— BEGIN STORED ROWS —
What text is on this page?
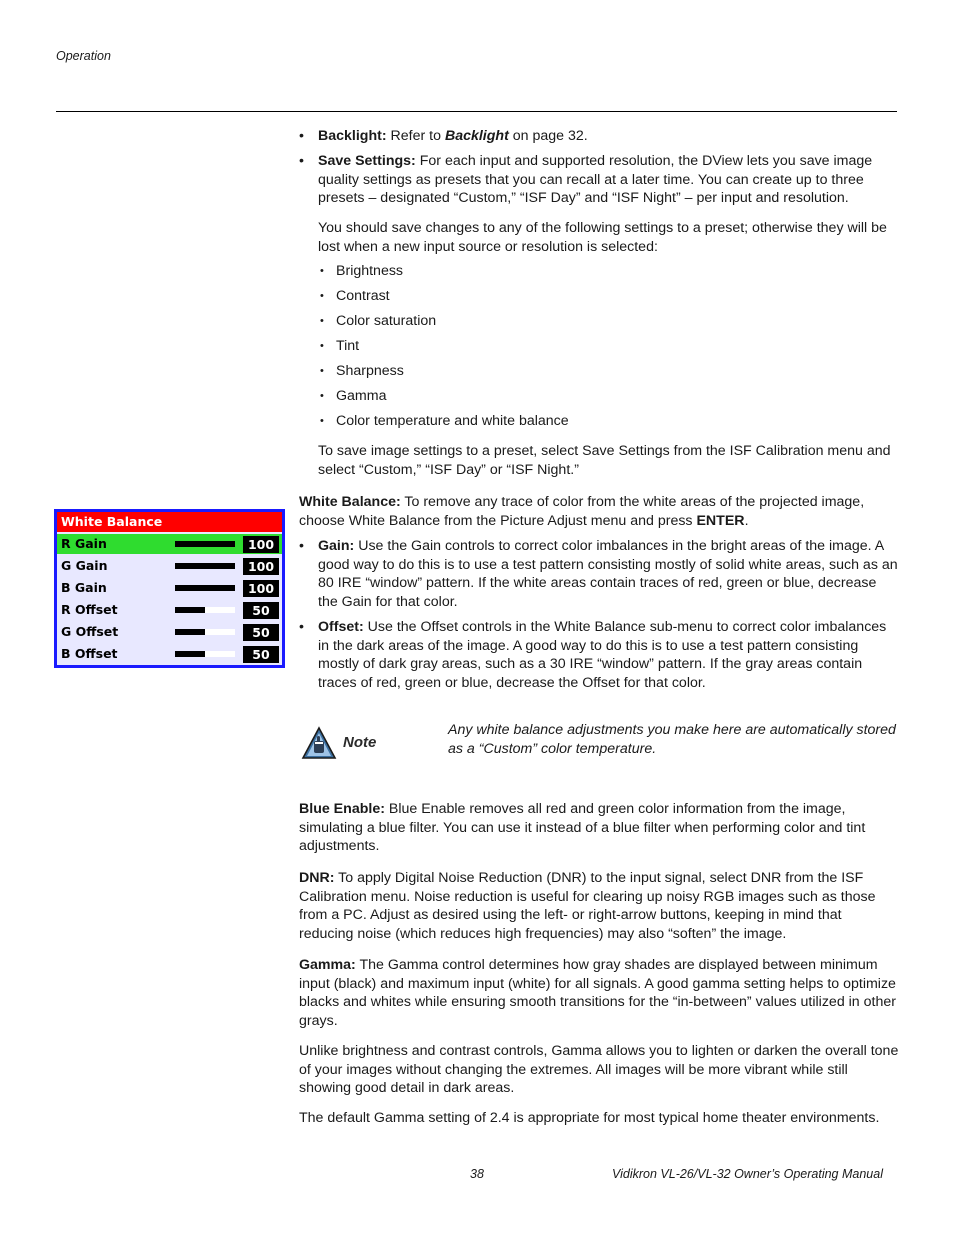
Operation
• Backlight: Refer to Backlight on page 32.
• Save Settings: For each input and supported resolution, the DView lets you save image quality settings as presets that you can recall at a later time. You can create up to three presets – designated “Custom,” “ISF Day” and “ISF Night” – per input and resolution.
You should save changes to any of the following settings to a preset; otherwise they will be lost when a new input source or resolution is selected:
• Brightness
• Contrast
• Color saturation
• Tint
• Sharpness
• Gamma
• Color temperature and white balance
To save image settings to a preset, select Save Settings from the ISF Calibration menu and select “Custom,” “ISF Day” or “ISF Night.”
White Balance: To remove any trace of color from the white areas of the projected image, choose White Balance from the Picture Adjust menu and press ENTER.
• Gain: Use the Gain controls to correct color imbalances in the bright areas of the image. A good way to do this is to use a test pattern consisting mostly of solid white areas, such as an 80 IRE “window” pattern. If the white areas contain traces of red, green or blue, decrease the Gain for that color.
• Offset: Use the Offset controls in the White Balance sub-menu to correct color imbalances in the dark areas of the image. A good way to do this is to use a test pattern consisting mostly of dark gray areas, such as a 30 IRE “window” pattern. If the gray areas contain traces of red, green or blue, decrease the Offset for that color.
White Balance
R Gain	100
G Gain	100
B Gain	100
R Offset	50
G Offset	50
B Offset	50
Note
Any white balance adjustments you make here are automatically stored as a “Custom” color temperature.
Blue Enable: Blue Enable removes all red and green color information from the image, simulating a blue filter. You can use it instead of a blue filter when performing color and tint adjustments.
DNR: To apply Digital Noise Reduction (DNR) to the input signal, select DNR from the ISF Calibration menu. Noise reduction is useful for clearing up noisy RGB images such as those from a PC. Adjust as desired using the left- or right-arrow buttons, keeping in mind that reducing noise (which reduces high frequencies) may also “soften” the image.
Gamma: The Gamma control determines how gray shades are displayed between minimum input (black) and maximum input (white) for all signals. A good gamma setting helps to optimize blacks and whites while ensuring smooth transitions for the “in-between” values utilized in other grays.
Unlike brightness and contrast controls, Gamma allows you to lighten or darken the overall tone of your images without changing the extremes. All images will be more vibrant while still showing good detail in dark areas.
The default Gamma setting of 2.4 is appropriate for most typical home theater environments.
38	Vidikron VL-26/VL-32 Owner’s Operating Manual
— END STORED ROWS —
- [PROBLEM]
Output every entry verbatim. Pictures do not belong in the copy.

- [FINISHED ANSWER]
What text is on this page?
Operation
• Backlight: Refer to Backlight on page 32.
• Save Settings: For each input and supported resolution, the DView lets you save image quality settings as presets that you can recall at a later time. You can create up to three presets – designated “Custom,” “ISF Day” and “ISF Night” – per input and resolution.
You should save changes to any of the following settings to a preset; otherwise they will be lost when a new input source or resolution is selected:
• Brightness
• Contrast
• Color saturation
• Tint
• Sharpness
• Gamma
• Color temperature and white balance
To save image settings to a preset, select Save Settings from the ISF Calibration menu and select “Custom,” “ISF Day” or “ISF Night.”
White Balance: To remove any trace of color from the white areas of the projected image, choose White Balance from the Picture Adjust menu and press ENTER.
• Gain: Use the Gain controls to correct color imbalances in the bright areas of the image. A good way to do this is to use a test pattern consisting mostly of solid white areas, such as an 80 IRE “window” pattern. If the white areas contain traces of red, green or blue, decrease the Gain for that color.
• Offset: Use the Offset controls in the White Balance sub-menu to correct color imbalances in the dark areas of the image. A good way to do this is to use a test pattern consisting mostly of dark gray areas, such as a 30 IRE “window” pattern. If the gray areas contain traces of red, green or blue, decrease the Offset for that color.
White Balance
R Gain	100
G Gain	100
B Gain	100
R Offset	50
G Offset	50
B Offset	50
Note
Any white balance adjustments you make here are automatically stored as a “Custom” color temperature.
Blue Enable: Blue Enable removes all red and green color information from the image, simulating a blue filter. You can use it instead of a blue filter when performing color and tint adjustments.
DNR: To apply Digital Noise Reduction (DNR) to the input signal, select DNR from the ISF Calibration menu. Noise reduction is useful for clearing up noisy RGB images such as those from a PC. Adjust as desired using the left- or right-arrow buttons, keeping in mind that reducing noise (which reduces high frequencies) may also “soften” the image.
Gamma: The Gamma control determines how gray shades are displayed between minimum input (black) and maximum input (white) for all signals. A good gamma setting helps to optimize blacks and whites while ensuring smooth transitions for the “in-between” values utilized in other grays.
Unlike brightness and contrast controls, Gamma allows you to lighten or darken the overall tone of your images without changing the extremes. All images will be more vibrant while still showing good detail in dark areas.
The default Gamma setting of 2.4 is appropriate for most typical home theater environments.
38	Vidikron VL-26/VL-32 Owner’s Operating Manual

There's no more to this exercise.